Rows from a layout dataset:
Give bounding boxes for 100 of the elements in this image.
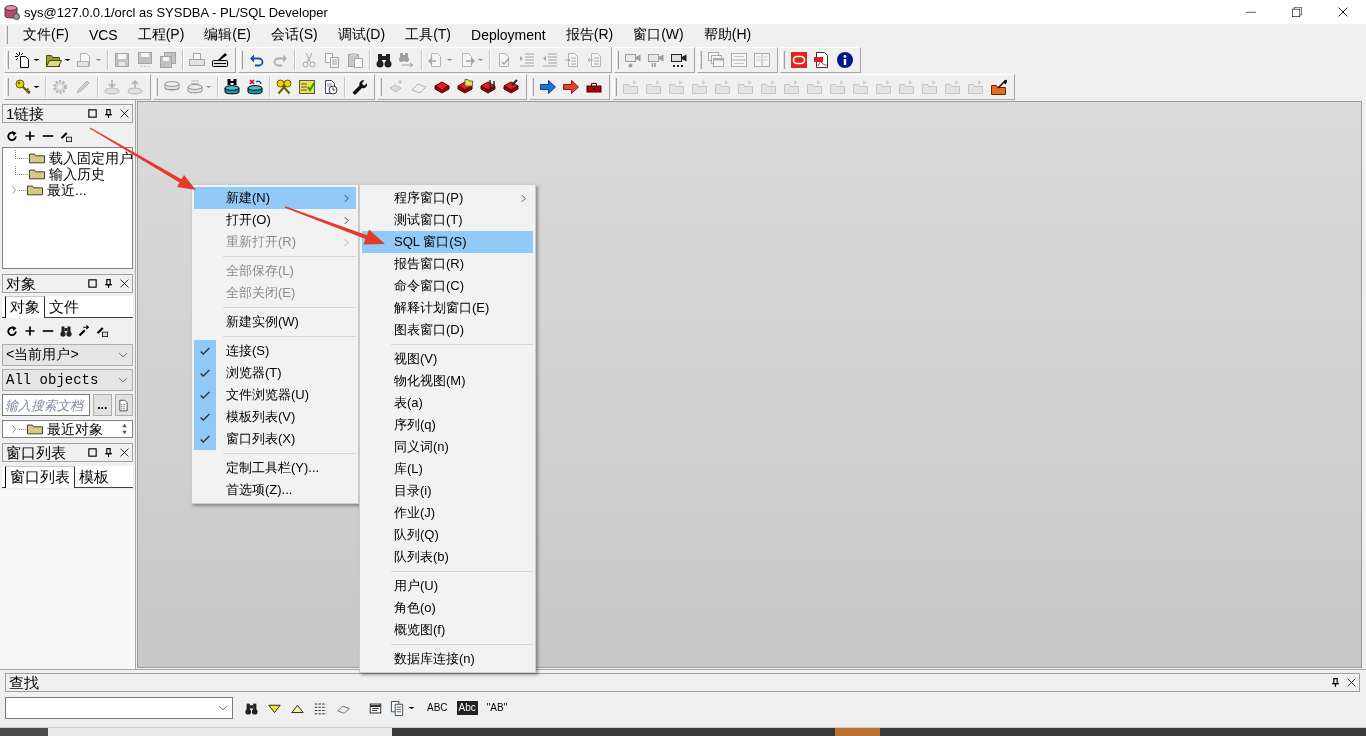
- menu-item[interactable]: 浏览器(T): [194, 362, 356, 384]
- menu-item[interactable]: 命令窗口(C): [362, 275, 533, 297]
- caret-down-icon: [408, 706, 415, 710]
- menu-bar-item[interactable]: 文件(F): [15, 25, 77, 45]
- tree-item[interactable]: 载入固定用户: [3, 150, 132, 166]
- folder-icon: [853, 78, 869, 95]
- menu-item[interactable]: 新建实例(W): [194, 311, 356, 333]
- tree-item[interactable]: 最近...: [3, 182, 132, 198]
- grip-icon[interactable]: [699, 50, 702, 69]
- menu-item[interactable]: 同义词(n): [362, 436, 533, 458]
- menu-item[interactable]: 定制工具栏(Y)...: [194, 457, 356, 479]
- menu-bar-item[interactable]: 报告(R): [557, 25, 622, 45]
- maximize-icon[interactable]: [88, 279, 97, 288]
- menu-item[interactable]: 打开(O): [194, 209, 356, 231]
- refresh-icon[interactable]: [6, 325, 18, 337]
- tab[interactable]: 对象: [5, 296, 45, 318]
- browse-button[interactable]: ...: [93, 394, 112, 416]
- menu-item[interactable]: 窗口列表(X): [194, 428, 356, 450]
- menu-item[interactable]: 连接(S): [194, 340, 356, 362]
- menu-item[interactable]: 程序窗口(P): [362, 187, 533, 209]
- book-clip-icon: [480, 78, 496, 95]
- close-icon[interactable]: [120, 279, 129, 288]
- plus-icon[interactable]: [24, 130, 36, 142]
- menu-item[interactable]: 视图(V): [362, 348, 533, 370]
- grip-icon[interactable]: [6, 50, 9, 69]
- menu-item[interactable]: 概览图(f): [362, 619, 533, 641]
- close-icon[interactable]: [120, 448, 129, 457]
- menu-item[interactable]: 队列(Q): [362, 524, 533, 546]
- grip-icon[interactable]: [5, 26, 8, 44]
- window-title: sys@127.0.0.1/orcl as SYSDBA - PL/SQL Developer: [24, 4, 328, 20]
- menu-item[interactable]: 目录(i): [362, 480, 533, 502]
- owner-dropdown[interactable]: <当前用户>: [2, 344, 133, 366]
- object-type-dropdown[interactable]: All objects: [2, 369, 133, 391]
- document-button[interactable]: [114, 394, 133, 416]
- grip-icon[interactable]: [782, 50, 785, 69]
- pdf-icon: [814, 51, 830, 68]
- menu-item[interactable]: 解释计划窗口(E): [362, 297, 533, 319]
- menu-item[interactable]: 图表窗口(D): [362, 319, 533, 341]
- pin-icon[interactable]: [104, 109, 113, 118]
- menu-bar-item[interactable]: 帮助(H): [695, 25, 760, 45]
- close-icon[interactable]: [1347, 678, 1356, 687]
- menu-item[interactable]: 用户(U): [362, 575, 533, 597]
- menu-bar-item[interactable]: 窗口(W): [625, 25, 692, 45]
- grip-icon[interactable]: [379, 77, 382, 96]
- menu-bar-item[interactable]: VCS: [80, 25, 126, 45]
- menu-item[interactable]: 新建(N): [194, 187, 356, 209]
- pin-icon[interactable]: [104, 448, 113, 457]
- scroll-arrows-icon[interactable]: [120, 422, 129, 436]
- maximize-icon[interactable]: [88, 448, 97, 457]
- menu-bar-item[interactable]: 编辑(E): [196, 25, 260, 45]
- folder-icon: [29, 167, 45, 181]
- document-icon: [117, 398, 131, 412]
- menu-item[interactable]: 作业(J): [362, 502, 533, 524]
- pen-arrow-icon[interactable]: [78, 325, 90, 337]
- chevron-right-icon: [518, 193, 528, 203]
- menu-bar-item[interactable]: 工具(T): [397, 25, 460, 45]
- option-button[interactable]: "AB": [484, 701, 510, 715]
- close-icon[interactable]: [120, 109, 129, 118]
- menu-item[interactable]: 角色(o): [362, 597, 533, 619]
- grip-icon[interactable]: [240, 50, 243, 69]
- maximize-icon[interactable]: [88, 109, 97, 118]
- pen-lock-icon[interactable]: [96, 325, 108, 337]
- menu-item[interactable]: 文件浏览器(U): [194, 384, 356, 406]
- menu-item[interactable]: 首选项(Z)...: [194, 479, 356, 501]
- grip-icon[interactable]: [616, 50, 619, 69]
- menu-bar-item[interactable]: Deployment: [463, 25, 554, 45]
- folder-icon: [807, 78, 823, 95]
- menu-item[interactable]: SQL 窗口(S): [362, 231, 533, 253]
- menu-item[interactable]: 报告窗口(R): [362, 253, 533, 275]
- menu-item[interactable]: 队列表(b): [362, 546, 533, 568]
- folder-icon: [830, 78, 846, 95]
- menu-item[interactable]: 数据库连接(n): [362, 648, 533, 670]
- menu-item[interactable]: 序列(q): [362, 414, 533, 436]
- grip-icon[interactable]: [155, 77, 158, 96]
- plus-icon[interactable]: [24, 325, 36, 337]
- binoculars-icon[interactable]: [60, 325, 72, 337]
- menu-item[interactable]: 测试窗口(T): [362, 209, 533, 231]
- menu-item[interactable]: 表(a): [362, 392, 533, 414]
- menu-bar-item[interactable]: 工程(P): [129, 25, 193, 45]
- pin-icon[interactable]: [104, 279, 113, 288]
- refresh-icon[interactable]: [6, 130, 18, 142]
- tree-item[interactable]: 输入历史: [3, 166, 132, 182]
- menu-item[interactable]: 库(L): [362, 458, 533, 480]
- tree-item[interactable]: 最近对象: [3, 421, 103, 437]
- menu-bar-item[interactable]: 调试(D): [329, 25, 394, 45]
- menu-item[interactable]: 物化视图(M): [362, 370, 533, 392]
- search-combobox[interactable]: [5, 697, 233, 719]
- pen-lock-icon[interactable]: [60, 130, 72, 142]
- search-field[interactable]: 输入搜索文档: [2, 394, 90, 416]
- tab[interactable]: 窗口列表: [5, 466, 75, 488]
- grip-icon[interactable]: [531, 77, 534, 96]
- folder-icon: [692, 78, 708, 95]
- pin-icon[interactable]: [1331, 678, 1340, 687]
- menu-bar-item[interactable]: 会话(S): [263, 25, 326, 45]
- menu-item[interactable]: 模板列表(V): [194, 406, 356, 428]
- grip-icon[interactable]: [614, 77, 617, 96]
- option-button[interactable]: ABC: [425, 701, 450, 715]
- grip-icon[interactable]: [6, 77, 9, 96]
- option-button[interactable]: Abc: [456, 701, 478, 715]
- folder-icon: [738, 78, 754, 95]
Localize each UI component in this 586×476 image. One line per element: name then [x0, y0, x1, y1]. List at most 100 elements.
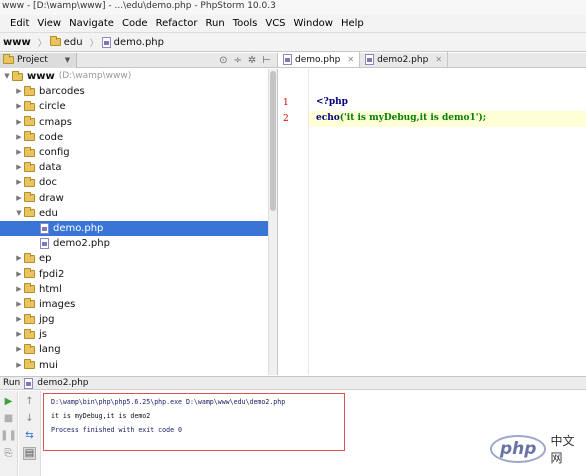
tree-item-fpdi2[interactable]: ▶ fpdi2	[0, 266, 268, 281]
breadcrumb-root[interactable]: www	[3, 37, 35, 48]
console-command-line: D:\wamp\bin\php\php5.6.25\php.exe D:\wam…	[51, 398, 286, 406]
soft-wrap-icon[interactable]: ⇆	[23, 429, 36, 442]
collapsed-arrow-icon[interactable]: ▶	[14, 115, 24, 130]
close-icon[interactable]: ✕	[435, 55, 442, 64]
collapsed-arrow-icon[interactable]: ▶	[14, 145, 24, 160]
console-output-line: it is myDebug,it is demo2	[51, 412, 151, 420]
collapsed-arrow-icon[interactable]: ▶	[14, 312, 24, 327]
tree-item-jpg[interactable]: ▶ jpg	[0, 312, 268, 327]
collapsed-arrow-icon[interactable]: ▶	[14, 84, 24, 99]
tree-item-js[interactable]: ▶ js	[0, 327, 268, 342]
tree-item-label: jpg	[39, 314, 55, 326]
folder-icon	[12, 70, 23, 81]
gear-icon[interactable]: ✲	[248, 55, 256, 66]
collapsed-arrow-icon[interactable]: ▶	[14, 175, 24, 190]
menu-tools[interactable]: Tools	[229, 15, 262, 32]
tab-label: demo.php	[295, 54, 341, 65]
scrollbar-thumb[interactable]	[270, 71, 276, 211]
collapsed-arrow-icon[interactable]: ▶	[14, 267, 24, 282]
tree-item-label: barcodes	[39, 86, 85, 98]
tree-item-mui[interactable]: ▶ mui	[0, 358, 268, 373]
menu-view[interactable]: View	[33, 15, 65, 32]
tree-item-demo2-php[interactable]: demo2.php	[0, 236, 268, 251]
line-number: 2	[283, 114, 289, 124]
collapsed-arrow-icon[interactable]: ▶	[14, 358, 24, 373]
menu-refactor[interactable]: Refactor	[152, 15, 202, 32]
project-panel-header: Project ▼ ⊙ ÷ ✲ ⊢	[0, 52, 277, 68]
window-title: www - [D:\wamp\www] - ...\edu\demo.php -…	[0, 0, 586, 15]
tree-item-lang[interactable]: ▶ lang	[0, 342, 268, 357]
tab-demo-php[interactable]: demo.php ✕	[278, 52, 361, 67]
tree-item-config[interactable]: ▶ config	[0, 145, 268, 160]
project-tree-scrollbar[interactable]	[268, 69, 277, 375]
collapsed-arrow-icon[interactable]: ▶	[14, 251, 24, 266]
expanded-arrow-icon[interactable]: ▼	[2, 69, 12, 84]
pause-icon[interactable]: ❚❚	[0, 429, 17, 442]
expanded-arrow-icon[interactable]: ▼	[14, 206, 24, 221]
close-icon[interactable]: ✕	[347, 55, 354, 64]
menu-code[interactable]: Code	[118, 15, 152, 32]
stop-icon[interactable]: ■	[2, 412, 15, 425]
arrow-down-icon[interactable]: ↓	[23, 412, 36, 425]
folder-icon	[24, 268, 35, 279]
collapsed-arrow-icon[interactable]: ▶	[14, 99, 24, 114]
php-file-icon	[40, 222, 49, 234]
breadcrumb-separator-icon: 〉	[37, 38, 47, 49]
menu-vcs[interactable]: VCS	[261, 15, 289, 32]
breadcrumb-root-label: www	[3, 36, 31, 48]
tree-item-draw[interactable]: ▶ draw	[0, 191, 268, 206]
run-tab-demo2[interactable]: demo2.php	[37, 378, 88, 388]
tree-item-data[interactable]: ▶ data	[0, 160, 268, 175]
project-tree: ▼ www (D:\wamp\www) ▶ barcodes ▶ circle ▶ cma…	[0, 69, 268, 375]
tree-item-barcodes[interactable]: ▶ barcodes	[0, 84, 268, 99]
run-panel-title: Run	[3, 378, 21, 388]
arrow-up-icon[interactable]: ↑	[23, 395, 36, 408]
tab-demo2-php[interactable]: demo2.php ✕	[360, 52, 449, 67]
php-file-icon	[40, 238, 49, 250]
tree-item-demo-php[interactable]: demo.php	[0, 220, 268, 237]
tree-item-html[interactable]: ▶ html	[0, 282, 268, 297]
dump-icon[interactable]: ⎘	[2, 447, 15, 460]
collapsed-arrow-icon[interactable]: ▶	[14, 282, 24, 297]
breadcrumb: www 〉 edu 〉 demo.php	[0, 32, 586, 52]
hide-panel-icon[interactable]: ⊢	[262, 55, 271, 66]
tree-item-label: ep	[39, 253, 52, 265]
tree-item-label: images	[39, 298, 76, 310]
scroll-to-end-icon[interactable]: ▤	[23, 447, 36, 460]
editor-tabs: demo.php ✕ demo2.php ✕	[277, 52, 586, 68]
menu-run[interactable]: Run	[202, 15, 229, 32]
menu-edit[interactable]: Edit	[6, 15, 33, 32]
tree-item-circle[interactable]: ▶ circle	[0, 99, 268, 114]
folder-icon	[24, 328, 35, 339]
menu-help[interactable]: Help	[337, 15, 368, 32]
tree-item-label: lang	[39, 344, 61, 356]
tree-item-cmaps[interactable]: ▶ cmaps	[0, 115, 268, 130]
rerun-icon[interactable]: ▶	[2, 395, 15, 408]
sync-icon[interactable]: ⊙	[219, 55, 227, 66]
collapse-all-icon[interactable]: ÷	[234, 55, 242, 66]
php-file-icon	[101, 36, 111, 48]
collapsed-arrow-icon[interactable]: ▶	[14, 160, 24, 175]
tree-root[interactable]: ▼ www (D:\wamp\www)	[0, 69, 268, 84]
collapsed-arrow-icon[interactable]: ▶	[14, 342, 24, 357]
project-view-selector[interactable]: Project ▼	[0, 52, 78, 68]
code-editor[interactable]: 1 2 <?php echo('it is myDebug,it is demo…	[277, 69, 586, 375]
tree-item-edu[interactable]: ▼ edu	[0, 206, 268, 221]
menu-navigate[interactable]: Navigate	[65, 15, 118, 32]
chevron-down-icon: ▼	[64, 56, 71, 64]
breadcrumb-separator-icon: 〉	[89, 38, 99, 49]
collapsed-arrow-icon[interactable]: ▶	[14, 297, 24, 312]
folder-icon	[24, 283, 35, 294]
tree-item-code[interactable]: ▶ code	[0, 130, 268, 145]
tree-item-images[interactable]: ▶ images	[0, 297, 268, 312]
collapsed-arrow-icon[interactable]: ▶	[14, 327, 24, 342]
tree-item-doc[interactable]: ▶ doc	[0, 175, 268, 190]
run-toolbar-primary: ▶ ■ ❚❚ ⎘	[0, 391, 18, 476]
folder-icon	[24, 313, 35, 324]
collapsed-arrow-icon[interactable]: ▶	[14, 130, 24, 145]
breadcrumb-folder[interactable]: edu	[49, 36, 87, 48]
tree-item-ep[interactable]: ▶ ep	[0, 251, 268, 266]
breadcrumb-file[interactable]: demo.php	[101, 36, 168, 48]
menu-window[interactable]: Window	[290, 15, 337, 32]
collapsed-arrow-icon[interactable]: ▶	[14, 191, 24, 206]
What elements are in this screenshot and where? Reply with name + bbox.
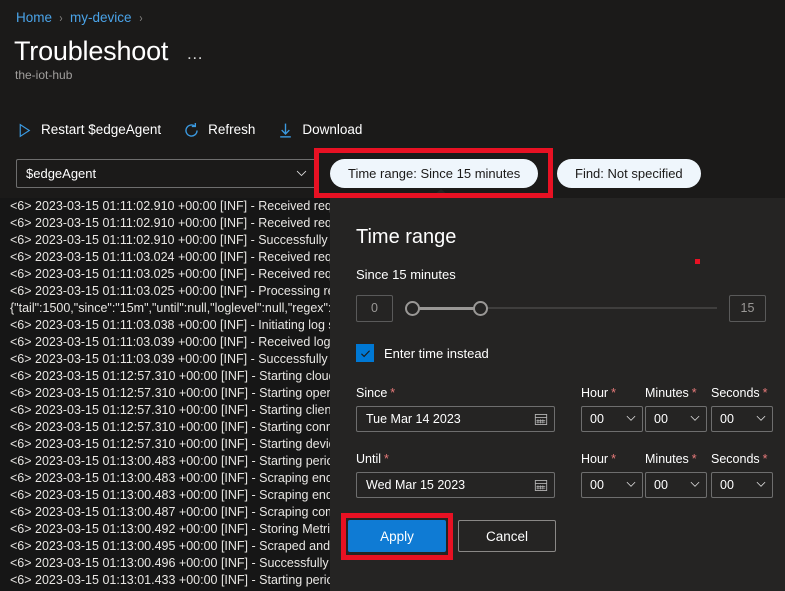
- date-time-fields: Since* Hour* Minutes* Seconds* Tue Mar 1…: [356, 386, 776, 506]
- breadcrumb: Home › my-device ›: [16, 10, 143, 25]
- enter-time-instead-checkbox[interactable]: Enter time instead: [356, 344, 489, 362]
- restart-edgeagent-button[interactable]: Restart $edgeAgent: [16, 120, 161, 140]
- checkbox-box: [356, 344, 374, 362]
- since-minutes-label: Minutes*: [645, 386, 697, 400]
- calendar-icon[interactable]: [534, 478, 548, 492]
- flyout-title: Time range: [356, 226, 456, 249]
- until-minutes-select[interactable]: 00: [645, 472, 707, 498]
- refresh-icon: [183, 122, 200, 139]
- since-seconds-select[interactable]: 00: [711, 406, 773, 432]
- breadcrumb-item-home[interactable]: Home: [16, 10, 52, 25]
- download-icon: [277, 122, 294, 139]
- breadcrumb-item-my-device[interactable]: my-device: [70, 10, 132, 25]
- chevron-down-icon: [755, 412, 767, 427]
- check-icon: [359, 347, 372, 360]
- until-hour-value: 00: [590, 478, 604, 492]
- chevron-down-icon: [625, 412, 637, 427]
- until-seconds-label: Seconds*: [711, 452, 768, 466]
- since-field-row: Since* Hour* Minutes* Seconds* Tue Mar 1…: [356, 386, 776, 440]
- command-bar: Restart $edgeAgent Refresh Download: [16, 120, 362, 140]
- time-range-slider-row: 0 15: [356, 292, 766, 324]
- module-select-value: $edgeAgent: [26, 166, 295, 181]
- chevron-down-icon: [755, 478, 767, 493]
- flyout-actions: Apply Cancel: [348, 520, 556, 552]
- page-subtitle: the-iot-hub: [15, 68, 72, 82]
- chevron-down-icon: [295, 167, 308, 180]
- page-title: Troubleshoot: [14, 34, 168, 68]
- until-minutes-label: Minutes*: [645, 452, 697, 466]
- since-minutes-value: 00: [654, 412, 668, 426]
- until-seconds-select[interactable]: 00: [711, 472, 773, 498]
- module-select[interactable]: $edgeAgent: [16, 159, 317, 188]
- until-seconds-value: 00: [720, 478, 734, 492]
- until-date-value: Wed Mar 15 2023: [366, 478, 534, 492]
- until-field-row: Until* Hour* Minutes* Seconds* Wed Mar 1…: [356, 452, 776, 506]
- until-hour-label: Hour*: [581, 452, 616, 466]
- since-hour-select[interactable]: 00: [581, 406, 643, 432]
- chevron-down-icon: [689, 412, 701, 427]
- since-hour-label: Hour*: [581, 386, 616, 400]
- find-pill[interactable]: Find: Not specified: [557, 159, 701, 188]
- until-date-input[interactable]: Wed Mar 15 2023: [356, 472, 555, 498]
- since-minutes-select[interactable]: 00: [645, 406, 707, 432]
- required-mark: *: [390, 386, 395, 400]
- checkbox-label: Enter time instead: [384, 346, 489, 361]
- page-title-row: Troubleshoot …: [14, 34, 207, 68]
- more-options-icon[interactable]: …: [184, 44, 207, 64]
- filter-bar: $edgeAgent Time range: Since 15 minutes …: [0, 154, 785, 198]
- breadcrumb-separator-icon: ›: [59, 11, 62, 25]
- slider-thumb-high[interactable]: [473, 301, 488, 316]
- refresh-label: Refresh: [208, 120, 255, 140]
- slider-min-value[interactable]: 0: [356, 295, 393, 322]
- play-icon: [16, 122, 33, 139]
- chevron-down-icon: [625, 478, 637, 493]
- cancel-button[interactable]: Cancel: [458, 520, 556, 552]
- since-date-value: Tue Mar 14 2023: [366, 412, 534, 426]
- flyout-caret-icon: [430, 189, 452, 199]
- app-root: Home › my-device › Troubleshoot … the-io…: [0, 0, 785, 591]
- apply-button[interactable]: Apply: [348, 520, 446, 552]
- until-minutes-value: 00: [654, 478, 668, 492]
- since-date-input[interactable]: Tue Mar 14 2023: [356, 406, 555, 432]
- chevron-down-icon: [689, 478, 701, 493]
- slider-track-wrap[interactable]: [405, 294, 717, 322]
- calendar-icon[interactable]: [534, 412, 548, 426]
- since-seconds-value: 00: [720, 412, 734, 426]
- since-hour-value: 00: [590, 412, 604, 426]
- time-range-pill[interactable]: Time range: Since 15 minutes: [330, 159, 538, 188]
- download-label: Download: [302, 120, 362, 140]
- download-button[interactable]: Download: [277, 120, 362, 140]
- validation-dot-icon: [695, 259, 700, 264]
- slider-max-value[interactable]: 15: [729, 295, 766, 322]
- until-hour-select[interactable]: 00: [581, 472, 643, 498]
- since-summary-label: Since 15 minutes: [356, 267, 456, 282]
- since-seconds-label: Seconds*: [711, 386, 768, 400]
- breadcrumb-separator-icon-2: ›: [139, 11, 142, 25]
- slider-thumb-low[interactable]: [405, 301, 420, 316]
- refresh-button[interactable]: Refresh: [183, 120, 255, 140]
- restart-edgeagent-label: Restart $edgeAgent: [41, 120, 161, 140]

**What is asked**
Copy out the lines of the listing verbatim, starting at the line that contains "266, 268, 281]" and ending at the line that contains "312, 24, 327]".

**Finished exercise**
tree-item-fpdi2[interactable]: ▶ fpdi2	[0, 266, 268, 281]
breadcrumb-root[interactable]: www	[3, 37, 35, 48]
console-command-line: D:\wamp\bin\php\php5.6.25\php.exe D:\wam…	[51, 398, 286, 406]
soft-wrap-icon[interactable]: ⇆	[23, 429, 36, 442]
collapsed-arrow-icon[interactable]: ▶	[14, 115, 24, 130]
close-icon[interactable]: ✕	[435, 55, 442, 64]
collapsed-arrow-icon[interactable]: ▶	[14, 145, 24, 160]
console-output-line: it is myDebug,it is demo2	[51, 412, 151, 420]
collapsed-arrow-icon[interactable]: ▶	[14, 312, 24, 327]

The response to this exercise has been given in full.